--- Begin ---

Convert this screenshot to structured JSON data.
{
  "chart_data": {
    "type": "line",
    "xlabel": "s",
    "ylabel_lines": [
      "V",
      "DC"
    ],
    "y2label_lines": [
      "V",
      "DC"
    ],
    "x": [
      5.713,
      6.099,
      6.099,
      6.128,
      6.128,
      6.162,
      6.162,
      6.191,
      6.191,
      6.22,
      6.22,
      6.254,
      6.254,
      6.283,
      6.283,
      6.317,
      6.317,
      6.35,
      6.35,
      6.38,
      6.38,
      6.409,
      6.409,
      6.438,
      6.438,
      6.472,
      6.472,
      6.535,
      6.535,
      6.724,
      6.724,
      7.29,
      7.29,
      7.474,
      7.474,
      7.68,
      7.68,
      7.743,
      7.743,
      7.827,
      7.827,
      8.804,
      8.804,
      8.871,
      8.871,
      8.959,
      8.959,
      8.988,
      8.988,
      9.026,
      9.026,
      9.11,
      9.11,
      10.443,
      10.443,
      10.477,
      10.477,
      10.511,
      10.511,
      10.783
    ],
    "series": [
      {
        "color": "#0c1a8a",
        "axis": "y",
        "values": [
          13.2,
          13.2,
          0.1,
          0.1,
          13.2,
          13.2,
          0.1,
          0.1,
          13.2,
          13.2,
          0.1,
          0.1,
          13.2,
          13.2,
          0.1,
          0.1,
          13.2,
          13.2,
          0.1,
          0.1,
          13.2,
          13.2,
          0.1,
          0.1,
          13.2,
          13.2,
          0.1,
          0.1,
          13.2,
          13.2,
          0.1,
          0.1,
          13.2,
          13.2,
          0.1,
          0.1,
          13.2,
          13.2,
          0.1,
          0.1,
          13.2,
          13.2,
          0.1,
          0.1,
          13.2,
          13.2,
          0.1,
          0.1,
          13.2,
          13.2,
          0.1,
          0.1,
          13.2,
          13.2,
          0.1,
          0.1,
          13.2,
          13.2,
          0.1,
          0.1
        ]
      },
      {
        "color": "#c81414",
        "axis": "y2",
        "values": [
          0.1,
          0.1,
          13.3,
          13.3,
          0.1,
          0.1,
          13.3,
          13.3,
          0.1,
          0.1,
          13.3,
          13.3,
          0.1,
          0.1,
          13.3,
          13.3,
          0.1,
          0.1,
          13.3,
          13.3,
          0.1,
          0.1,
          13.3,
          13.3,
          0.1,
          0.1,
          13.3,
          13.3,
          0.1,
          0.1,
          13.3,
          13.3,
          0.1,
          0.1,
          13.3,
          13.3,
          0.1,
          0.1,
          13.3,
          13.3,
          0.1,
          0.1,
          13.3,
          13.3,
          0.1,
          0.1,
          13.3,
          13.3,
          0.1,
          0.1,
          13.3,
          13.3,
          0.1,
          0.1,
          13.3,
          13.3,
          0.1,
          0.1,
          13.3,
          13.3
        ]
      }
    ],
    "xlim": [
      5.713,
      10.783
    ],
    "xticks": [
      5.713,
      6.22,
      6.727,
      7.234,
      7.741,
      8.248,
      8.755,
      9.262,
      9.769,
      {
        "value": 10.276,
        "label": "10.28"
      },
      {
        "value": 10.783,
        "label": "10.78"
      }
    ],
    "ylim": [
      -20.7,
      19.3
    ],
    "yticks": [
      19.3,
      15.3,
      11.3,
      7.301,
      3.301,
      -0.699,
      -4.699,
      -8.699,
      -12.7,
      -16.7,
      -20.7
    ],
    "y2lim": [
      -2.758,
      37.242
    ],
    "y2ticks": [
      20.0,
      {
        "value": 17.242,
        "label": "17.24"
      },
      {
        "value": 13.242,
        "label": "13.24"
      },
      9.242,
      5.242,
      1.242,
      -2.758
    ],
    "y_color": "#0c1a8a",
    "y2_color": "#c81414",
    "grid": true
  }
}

--- End ---

All of the records must be repeated exactly.

Convert this screenshot to structured JSON data.
{
  "chart_data": {
    "type": "line",
    "xlabel": "s",
    "ylabel_lines": [
      "V",
      "DC"
    ],
    "y2label_lines": [
      "V",
      "DC"
    ],
    "x": [
      5.713,
      6.099,
      6.099,
      6.128,
      6.128,
      6.162,
      6.162,
      6.191,
      6.191,
      6.22,
      6.22,
      6.254,
      6.254,
      6.283,
      6.283,
      6.317,
      6.317,
      6.35,
      6.35,
      6.38,
      6.38,
      6.409,
      6.409,
      6.438,
      6.438,
      6.472,
      6.472,
      6.535,
      6.535,
      6.724,
      6.724,
      7.29,
      7.29,
      7.474,
      7.474,
      7.68,
      7.68,
      7.743,
      7.743,
      7.827,
      7.827,
      8.804,
      8.804,
      8.871,
      8.871,
      8.959,
      8.959,
      8.988,
      8.988,
      9.026,
      9.026,
      9.11,
      9.11,
      10.443,
      10.443,
      10.477,
      10.477,
      10.511,
      10.511,
      10.783
    ],
    "series": [
      {
        "color": "#0c1a8a",
        "axis": "y",
        "values": [
          13.2,
          13.2,
          0.1,
          0.1,
          13.2,
          13.2,
          0.1,
          0.1,
          13.2,
          13.2,
          0.1,
          0.1,
          13.2,
          13.2,
          0.1,
          0.1,
          13.2,
          13.2,
          0.1,
          0.1,
          13.2,
          13.2,
          0.1,
          0.1,
          13.2,
          13.2,
          0.1,
          0.1,
          13.2,
          13.2,
          0.1,
          0.1,
          13.2,
          13.2,
          0.1,
          0.1,
          13.2,
          13.2,
          0.1,
          0.1,
          13.2,
          13.2,
          0.1,
          0.1,
          13.2,
          13.2,
          0.1,
          0.1,
          13.2,
          13.2,
          0.1,
          0.1,
          13.2,
          13.2,
          0.1,
          0.1,
          13.2,
          13.2,
          0.1,
          0.1
        ]
      },
      {
        "color": "#c81414",
        "axis": "y2",
        "values": [
          0.1,
          0.1,
          13.3,
          13.3,
          0.1,
          0.1,
          13.3,
          13.3,
          0.1,
          0.1,
          13.3,
          13.3,
          0.1,
          0.1,
          13.3,
          13.3,
          0.1,
          0.1,
          13.3,
          13.3,
          0.1,
          0.1,
          13.3,
          13.3,
          0.1,
          0.1,
          13.3,
          13.3,
          0.1,
          0.1,
          13.3,
          13.3,
          0.1,
          0.1,
          13.3,
          13.3,
          0.1,
          0.1,
          13.3,
          13.3,
          0.1,
          0.1,
          13.3,
          13.3,
          0.1,
          0.1,
          13.3,
          13.3,
          0.1,
          0.1,
          13.3,
          13.3,
          0.1,
          0.1,
          13.3,
          13.3,
          0.1,
          0.1,
          13.3,
          13.3
        ]
      }
    ],
    "xlim": [
      5.713,
      10.783
    ],
    "xticks": [
      5.713,
      6.22,
      6.727,
      7.234,
      7.741,
      8.248,
      8.755,
      9.262,
      9.769,
      {
        "value": 10.276,
        "label": "10.28"
      },
      {
        "value": 10.783,
        "label": "10.78"
      }
    ],
    "ylim": [
      -20.7,
      19.3
    ],
    "yticks": [
      19.3,
      15.3,
      11.3,
      7.301,
      3.301,
      -0.699,
      -4.699,
      -8.699,
      -12.7,
      -16.7,
      -20.7
    ],
    "y2lim": [
      -2.758,
      37.242
    ],
    "y2ticks": [
      20.0,
      {
        "value": 17.242,
        "label": "17.24"
      },
      {
        "value": 13.242,
        "label": "13.24"
      },
      9.242,
      5.242,
      1.242,
      -2.758
    ],
    "y_color": "#0c1a8a",
    "y2_color": "#c81414",
    "grid": true
  }
}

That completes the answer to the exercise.